→ Data items:
--- begin ---

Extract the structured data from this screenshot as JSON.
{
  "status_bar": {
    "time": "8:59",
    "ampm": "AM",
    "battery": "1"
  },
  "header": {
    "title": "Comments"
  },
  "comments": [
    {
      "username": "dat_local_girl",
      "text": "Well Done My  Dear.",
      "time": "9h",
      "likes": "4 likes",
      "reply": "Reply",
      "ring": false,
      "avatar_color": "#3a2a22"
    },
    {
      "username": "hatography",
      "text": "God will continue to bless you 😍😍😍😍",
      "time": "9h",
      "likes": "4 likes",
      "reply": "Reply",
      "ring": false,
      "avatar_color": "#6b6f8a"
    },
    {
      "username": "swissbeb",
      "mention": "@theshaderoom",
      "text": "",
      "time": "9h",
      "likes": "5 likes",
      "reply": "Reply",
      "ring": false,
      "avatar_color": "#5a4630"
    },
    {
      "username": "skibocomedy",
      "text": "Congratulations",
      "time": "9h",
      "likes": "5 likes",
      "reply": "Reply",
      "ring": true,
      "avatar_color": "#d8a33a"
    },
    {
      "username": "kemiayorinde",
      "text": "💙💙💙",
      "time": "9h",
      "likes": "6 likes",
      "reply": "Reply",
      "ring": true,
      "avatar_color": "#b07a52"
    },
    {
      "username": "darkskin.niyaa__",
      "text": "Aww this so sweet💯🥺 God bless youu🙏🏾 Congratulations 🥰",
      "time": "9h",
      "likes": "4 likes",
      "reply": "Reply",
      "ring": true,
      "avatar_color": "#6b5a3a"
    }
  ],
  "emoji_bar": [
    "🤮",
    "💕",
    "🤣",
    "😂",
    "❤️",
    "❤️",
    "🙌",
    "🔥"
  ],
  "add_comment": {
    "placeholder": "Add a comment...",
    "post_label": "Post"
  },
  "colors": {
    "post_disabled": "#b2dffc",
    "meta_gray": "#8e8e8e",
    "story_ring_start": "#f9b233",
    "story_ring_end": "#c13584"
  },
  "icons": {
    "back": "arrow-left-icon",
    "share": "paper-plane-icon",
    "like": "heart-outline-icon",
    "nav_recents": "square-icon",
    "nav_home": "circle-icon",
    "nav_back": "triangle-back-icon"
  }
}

--- end ---

→ To do:
State the count of lines above containing the string "this", and add nothing to it.

→ Result:
2